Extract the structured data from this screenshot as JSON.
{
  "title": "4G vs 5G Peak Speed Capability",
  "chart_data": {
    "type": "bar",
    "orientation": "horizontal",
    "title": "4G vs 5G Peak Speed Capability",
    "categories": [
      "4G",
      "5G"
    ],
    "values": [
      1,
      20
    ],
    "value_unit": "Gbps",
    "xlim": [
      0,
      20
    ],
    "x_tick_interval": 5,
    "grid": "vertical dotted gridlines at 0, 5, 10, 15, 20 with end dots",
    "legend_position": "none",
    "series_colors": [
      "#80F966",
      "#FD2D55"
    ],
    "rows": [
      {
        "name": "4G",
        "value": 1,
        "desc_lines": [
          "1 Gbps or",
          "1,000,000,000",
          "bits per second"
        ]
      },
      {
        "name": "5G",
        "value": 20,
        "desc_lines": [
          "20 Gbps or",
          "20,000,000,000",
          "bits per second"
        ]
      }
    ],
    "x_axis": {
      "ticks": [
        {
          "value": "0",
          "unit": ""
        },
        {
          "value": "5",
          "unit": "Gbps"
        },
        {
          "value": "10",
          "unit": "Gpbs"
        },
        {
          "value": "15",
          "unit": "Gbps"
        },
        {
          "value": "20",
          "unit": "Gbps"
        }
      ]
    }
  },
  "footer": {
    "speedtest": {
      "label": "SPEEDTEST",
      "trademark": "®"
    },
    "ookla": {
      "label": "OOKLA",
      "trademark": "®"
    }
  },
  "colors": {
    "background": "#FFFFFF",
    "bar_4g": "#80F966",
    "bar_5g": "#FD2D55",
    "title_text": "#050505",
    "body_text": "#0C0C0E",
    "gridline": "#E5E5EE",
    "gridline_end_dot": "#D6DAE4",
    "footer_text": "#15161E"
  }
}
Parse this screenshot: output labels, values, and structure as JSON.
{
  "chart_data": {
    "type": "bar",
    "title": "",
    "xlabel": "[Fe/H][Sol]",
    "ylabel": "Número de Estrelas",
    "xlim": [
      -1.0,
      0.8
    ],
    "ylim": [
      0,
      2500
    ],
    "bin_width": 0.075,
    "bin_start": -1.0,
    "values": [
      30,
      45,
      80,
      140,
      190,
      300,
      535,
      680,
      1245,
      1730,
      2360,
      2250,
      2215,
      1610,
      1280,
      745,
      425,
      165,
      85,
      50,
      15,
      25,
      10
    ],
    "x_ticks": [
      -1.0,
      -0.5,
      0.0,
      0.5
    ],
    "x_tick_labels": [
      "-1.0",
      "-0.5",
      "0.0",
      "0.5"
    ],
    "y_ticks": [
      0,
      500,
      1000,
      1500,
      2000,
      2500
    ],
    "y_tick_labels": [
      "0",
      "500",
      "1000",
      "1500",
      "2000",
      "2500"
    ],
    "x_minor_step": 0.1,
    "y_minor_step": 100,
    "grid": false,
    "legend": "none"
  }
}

_REQUIREMENT_
Repeat every entry word for word.

_COMPLETED TASK_
Extract the structured data from this screenshot as JSON.
{
  "title": "4G vs 5G Peak Speed Capability",
  "chart_data": {
    "type": "bar",
    "orientation": "horizontal",
    "title": "4G vs 5G Peak Speed Capability",
    "categories": [
      "4G",
      "5G"
    ],
    "values": [
      1,
      20
    ],
    "value_unit": "Gbps",
    "xlim": [
      0,
      20
    ],
    "x_tick_interval": 5,
    "grid": "vertical dotted gridlines at 0, 5, 10, 15, 20 with end dots",
    "legend_position": "none",
    "series_colors": [
      "#80F966",
      "#FD2D55"
    ],
    "rows": [
      {
        "name": "4G",
        "value": 1,
        "desc_lines": [
          "1 Gbps or",
          "1,000,000,000",
          "bits per second"
        ]
      },
      {
        "name": "5G",
        "value": 20,
        "desc_lines": [
          "20 Gbps or",
          "20,000,000,000",
          "bits per second"
        ]
      }
    ],
    "x_axis": {
      "ticks": [
        {
          "value": "0",
          "unit": ""
        },
        {
          "value": "5",
          "unit": "Gbps"
        },
        {
          "value": "10",
          "unit": "Gpbs"
        },
        {
          "value": "15",
          "unit": "Gbps"
        },
        {
          "value": "20",
          "unit": "Gbps"
        }
      ]
    }
  },
  "footer": {
    "speedtest": {
      "label": "SPEEDTEST",
      "trademark": "®"
    },
    "ookla": {
      "label": "OOKLA",
      "trademark": "®"
    }
  },
  "colors": {
    "background": "#FFFFFF",
    "bar_4g": "#80F966",
    "bar_5g": "#FD2D55",
    "title_text": "#050505",
    "body_text": "#0C0C0E",
    "gridline": "#E5E5EE",
    "gridline_end_dot": "#D6DAE4",
    "footer_text": "#15161E"
  }
}
Parse this screenshot: output labels, values, and structure as JSON.
{
  "chart_data": {
    "type": "bar",
    "title": "",
    "xlabel": "[Fe/H][Sol]",
    "ylabel": "Número de Estrelas",
    "xlim": [
      -1.0,
      0.8
    ],
    "ylim": [
      0,
      2500
    ],
    "bin_width": 0.075,
    "bin_start": -1.0,
    "values": [
      30,
      45,
      80,
      140,
      190,
      300,
      535,
      680,
      1245,
      1730,
      2360,
      2250,
      2215,
      1610,
      1280,
      745,
      425,
      165,
      85,
      50,
      15,
      25,
      10
    ],
    "x_ticks": [
      -1.0,
      -0.5,
      0.0,
      0.5
    ],
    "x_tick_labels": [
      "-1.0",
      "-0.5",
      "0.0",
      "0.5"
    ],
    "y_ticks": [
      0,
      500,
      1000,
      1500,
      2000,
      2500
    ],
    "y_tick_labels": [
      "0",
      "500",
      "1000",
      "1500",
      "2000",
      "2500"
    ],
    "x_minor_step": 0.1,
    "y_minor_step": 100,
    "grid": false,
    "legend": "none"
  }
}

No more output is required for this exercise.